● DOCUMENT PASSAGE


    Your son is so sweet.

  • At 3:12 PM, Blogger Terri said…

    What a great post. You have a way of drawing out wonderful life lessons from mundane things like boogers.

    And my husband and I both hate carpet, too. We have vowed that our next house will have hardwood floors throughout.

  • At 4:02 PM, Blogger Sarahviz said…

    Thanks for yet another preview of my life to come, although I think we probably already have our share of boogers on the wall here in Casa de la Trenches.

  • At 8:00 PM, Anonymous Anonymous said…

    I have a closet where everything gets shoved when we have company coming over. Open that closet and you'll be sorry.

    Jane, Pinks & Blues

  • At 8:31 PM, Blogger Fairly Odd Mother said…

    I love his desire to buy you things.

    I have never thought to look under the chairs and the dining room table. Sigh. You know I'll have to peek now, don't you?

  • At 10:41 PM, Blogger SUEB0B said…

    Oh man, my mom was SO mad when she found my booger collection on the wall behind my bed. LOL.

● DATA FOR REVIEW

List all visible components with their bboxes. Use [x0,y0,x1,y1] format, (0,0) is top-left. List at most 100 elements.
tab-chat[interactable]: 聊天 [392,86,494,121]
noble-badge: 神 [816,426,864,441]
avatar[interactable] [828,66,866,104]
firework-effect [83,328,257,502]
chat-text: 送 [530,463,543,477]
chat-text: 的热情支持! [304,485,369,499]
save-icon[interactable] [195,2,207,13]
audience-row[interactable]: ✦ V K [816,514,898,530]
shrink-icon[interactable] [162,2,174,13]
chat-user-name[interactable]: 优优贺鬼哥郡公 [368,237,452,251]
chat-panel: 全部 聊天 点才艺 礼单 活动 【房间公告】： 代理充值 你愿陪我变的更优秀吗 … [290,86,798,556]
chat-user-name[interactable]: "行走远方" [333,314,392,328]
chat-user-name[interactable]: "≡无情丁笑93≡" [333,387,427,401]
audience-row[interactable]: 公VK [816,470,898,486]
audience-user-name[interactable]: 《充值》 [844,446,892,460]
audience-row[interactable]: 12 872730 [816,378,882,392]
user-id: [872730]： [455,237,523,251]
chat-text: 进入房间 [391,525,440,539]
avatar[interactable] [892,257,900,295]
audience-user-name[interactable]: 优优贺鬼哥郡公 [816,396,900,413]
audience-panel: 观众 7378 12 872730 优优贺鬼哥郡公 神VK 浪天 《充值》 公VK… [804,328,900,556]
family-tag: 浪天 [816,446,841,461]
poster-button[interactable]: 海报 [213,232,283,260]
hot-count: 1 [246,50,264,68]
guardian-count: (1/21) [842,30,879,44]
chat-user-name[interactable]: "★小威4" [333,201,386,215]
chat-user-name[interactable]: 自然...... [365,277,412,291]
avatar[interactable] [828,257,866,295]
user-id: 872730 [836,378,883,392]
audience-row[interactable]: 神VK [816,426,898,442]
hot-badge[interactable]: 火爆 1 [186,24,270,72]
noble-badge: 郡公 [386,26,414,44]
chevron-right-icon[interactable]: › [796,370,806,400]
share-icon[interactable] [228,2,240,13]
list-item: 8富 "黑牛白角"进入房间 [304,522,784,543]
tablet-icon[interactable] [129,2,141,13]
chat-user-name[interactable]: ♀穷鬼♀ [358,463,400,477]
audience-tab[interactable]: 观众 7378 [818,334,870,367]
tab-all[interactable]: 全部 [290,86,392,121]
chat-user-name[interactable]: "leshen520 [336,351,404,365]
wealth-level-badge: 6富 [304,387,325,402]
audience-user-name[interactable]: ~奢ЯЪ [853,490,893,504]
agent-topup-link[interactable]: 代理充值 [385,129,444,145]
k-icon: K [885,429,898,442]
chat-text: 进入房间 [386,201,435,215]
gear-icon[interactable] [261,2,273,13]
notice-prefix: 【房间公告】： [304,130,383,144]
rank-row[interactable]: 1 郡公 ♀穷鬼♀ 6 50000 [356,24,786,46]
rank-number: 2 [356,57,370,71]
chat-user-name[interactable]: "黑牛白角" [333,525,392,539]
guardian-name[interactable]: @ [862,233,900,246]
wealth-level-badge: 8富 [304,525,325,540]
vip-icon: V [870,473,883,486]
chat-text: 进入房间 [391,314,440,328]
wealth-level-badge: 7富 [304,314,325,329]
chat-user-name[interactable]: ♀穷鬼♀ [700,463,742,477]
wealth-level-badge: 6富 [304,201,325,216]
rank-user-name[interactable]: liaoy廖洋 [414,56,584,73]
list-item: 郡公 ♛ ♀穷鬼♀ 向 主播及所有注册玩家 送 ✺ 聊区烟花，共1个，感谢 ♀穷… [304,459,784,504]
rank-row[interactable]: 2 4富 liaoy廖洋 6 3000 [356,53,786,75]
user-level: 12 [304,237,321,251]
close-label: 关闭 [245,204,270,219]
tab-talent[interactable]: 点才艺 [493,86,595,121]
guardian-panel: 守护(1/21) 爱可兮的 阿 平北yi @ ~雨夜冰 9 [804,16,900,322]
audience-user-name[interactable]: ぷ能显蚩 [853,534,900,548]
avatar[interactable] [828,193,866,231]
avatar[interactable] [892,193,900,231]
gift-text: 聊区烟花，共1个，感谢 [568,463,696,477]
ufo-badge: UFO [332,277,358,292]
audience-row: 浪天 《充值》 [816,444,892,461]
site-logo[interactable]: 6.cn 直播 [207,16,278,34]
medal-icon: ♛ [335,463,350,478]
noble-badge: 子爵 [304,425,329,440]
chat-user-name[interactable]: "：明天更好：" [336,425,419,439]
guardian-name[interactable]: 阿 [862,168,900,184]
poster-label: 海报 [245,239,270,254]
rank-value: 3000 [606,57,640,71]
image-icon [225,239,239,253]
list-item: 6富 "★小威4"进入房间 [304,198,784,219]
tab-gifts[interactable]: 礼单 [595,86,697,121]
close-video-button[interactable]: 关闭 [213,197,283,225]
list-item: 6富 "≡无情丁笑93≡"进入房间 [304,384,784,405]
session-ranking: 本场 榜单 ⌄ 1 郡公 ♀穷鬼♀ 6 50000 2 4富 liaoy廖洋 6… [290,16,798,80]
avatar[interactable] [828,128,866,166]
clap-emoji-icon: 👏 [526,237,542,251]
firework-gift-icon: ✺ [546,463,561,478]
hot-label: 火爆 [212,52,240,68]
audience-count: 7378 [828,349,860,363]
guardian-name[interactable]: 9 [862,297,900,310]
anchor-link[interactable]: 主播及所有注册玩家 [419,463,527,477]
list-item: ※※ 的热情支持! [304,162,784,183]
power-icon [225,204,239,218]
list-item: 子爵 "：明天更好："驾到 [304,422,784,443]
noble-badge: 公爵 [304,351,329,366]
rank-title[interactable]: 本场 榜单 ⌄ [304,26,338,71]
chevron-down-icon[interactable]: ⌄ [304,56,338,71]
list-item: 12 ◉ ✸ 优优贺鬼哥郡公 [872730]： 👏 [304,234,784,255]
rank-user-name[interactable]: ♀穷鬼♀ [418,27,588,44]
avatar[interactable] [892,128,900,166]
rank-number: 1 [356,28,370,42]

● EXERCISE 1
In the blog comments, what have Terri and her husband vowed their next house will have?
● EXERCISE 2
Summarize the blog comments in two sentences.
● EXERCISE 3
Please extend the blog comment thread, picking up after its final comment.

● ANSWER 1
Hardwood floors throughout.

● ANSWER 2
Terri praises the post for drawing life lessons from mundane things like boogers and says she and her husband both hate carpet, while Sarahviz calls it a preview of her life to come and Fairly Odd Mother says she will now have to peek under her chairs and dining room table. Another commenter admits to a closet where everything gets shoved when company comes, and SUEB0B recalls how mad her mom was to find her booger collection on the wall behind her bed.

● ANSWER 3
  • At 10:54 PM, Blogger Mom101 said…

    One good thing about all of our clutter is that there are more ways to hide the dust.

    Something tells me as bad as you say it is there, it's pretty awesome still. Have a great visit with the fam!

  • At 11:13 PM, Blogger Girlplustwo said… but the joy of your child realizing you are human and have desires is priceless.

  • At 11:27 PM, Blogger Shelley said…

    I have carpet I hate as well. We live in a rental house, so I can't change it. The brilliant person who had the house built decided on off-white, crap-quality carpet. It's 15 years old, and there's no getting it clean. I try, but it's a losing battle. It grosses me out.

    I have a surface clean, so I can give the illusion of clean, but if you look more deeply.. *shudder*.

    And as for the family noticing or not...I am a firm believer that if not for me, my family would be living knee-deep in their own shit. I think I'm the only one that cares what the place looks like.

  • At 7:54 AM, Blogger Ruth Dynamite said…

    My goal for today is to clean, a task long overdue. My house currently reeks of eau du dog. (Get the picture?)

    I just might have to look under my table now. Yikes.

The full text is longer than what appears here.